-- Working data --
_ _ _
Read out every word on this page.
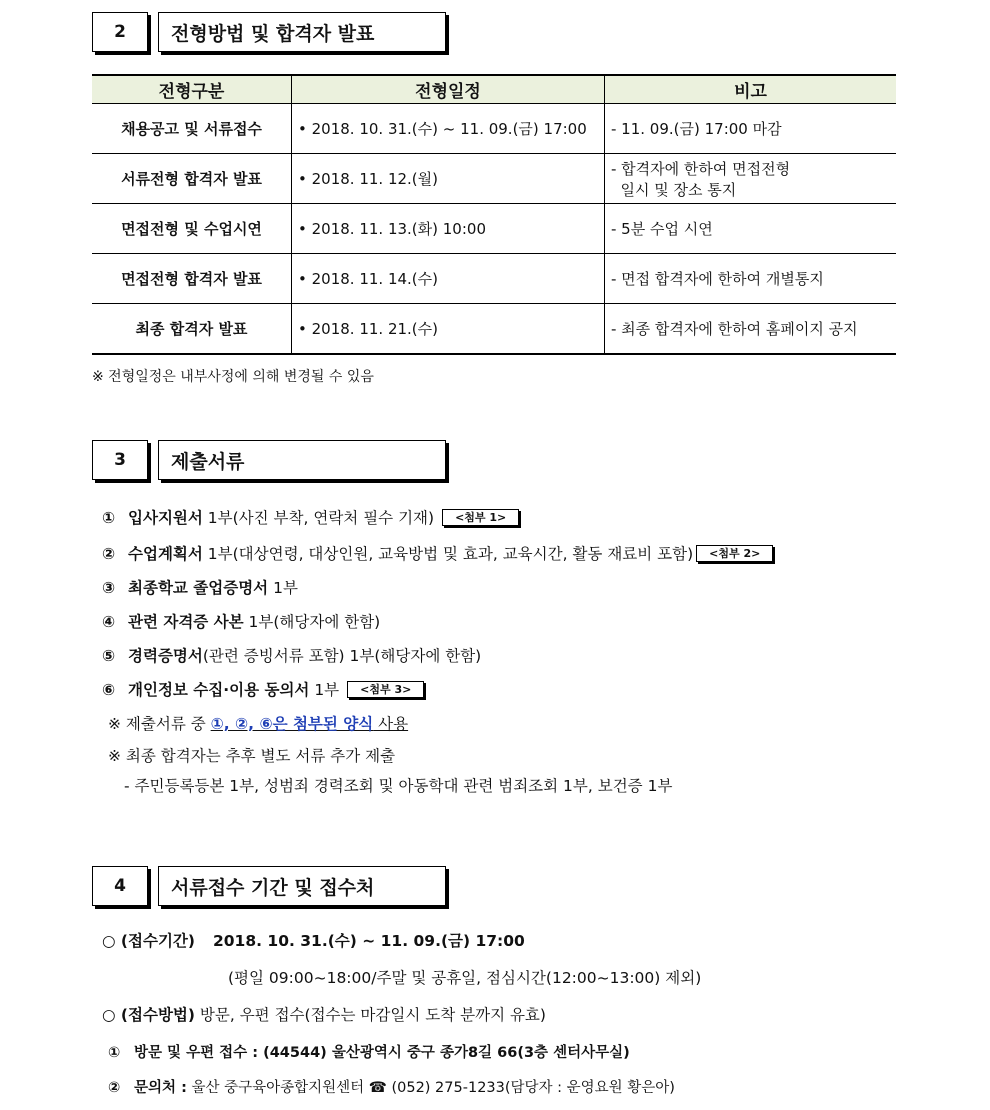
2	전형방법 및 합격자 발표
전형구분	전형일정	비고
채용공고 및 서류접수	• 2018. 10. 31.(수) ~ 11. 09.(금) 17:00	- 11. 09.(금) 17:00 마감

서류전형 합격자 발표	• 2018. 11. 12.(월)	- 합격자에 한하여 면접전형
일시 및 장소 통지

면접전형 및 수업시연	• 2018. 11. 13.(화) 10:00	- 5분 수업 시연

면접전형 합격자 발표	• 2018. 11. 14.(수)	- 면접 합격자에 한하여 개별통지

최종 합격자 발표	• 2018. 11. 21.(수)	- 최종 합격자에 한하여 홈페이지 공지
※ 전형일정은 내부사정에 의해 변경될 수 있음
3	제출서류
① 입사지원서 1부(사진 부착, 연락처 필수 기재) <첨부 1>
② 수업계획서 1부(대상연령, 대상인원, 교육방법 및 효과, 교육시간, 활동 재료비 포함) <첨부 2>
③ 최종학교 졸업증명서 1부
④ 관련 자격증 사본 1부(해당자에 한함)
⑤ 경력증명서(관련 증빙서류 포함) 1부(해당자에 한함)
⑥ 개인정보 수집·이용 동의서 1부 <첨부 3>
※ 제출서류 중 ①, ②, ⑥은 첨부된 양식 사용
※ 최종 합격자는 추후 별도 서류 추가 제출
- 주민등록등본 1부, 성범죄 경력조회 및 아동학대 관련 범죄조회 1부, 보건증 1부
4	서류접수 기간 및 접수처
○ (접수기간) 2018. 10. 31.(수) ~ 11. 09.(금) 17:00
(평일 09:00~18:00/주말 및 공휴일, 점심시간(12:00~13:00) 제외)
○ (접수방법) 방문, 우편 접수(접수는 마감일시 도착 분까지 유효)
① 방문 및 우편 접수 : (44544) 울산광역시 중구 종가8길 66(3층 센터사무실)
② 문의처 : 울산 중구육아종합지원센터 ☎ (052) 275-1233(담당자 : 운영요원 황은아)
_ _ _
-- Problem requirements --
Using the records above, find and show each line with the string "해당자에".

-- Reply to the exercise --
④ 관련 자격증 사본 1부(해당자에 한함)
⑤ 경력증명서(관련 증빙서류 포함) 1부(해당자에 한함)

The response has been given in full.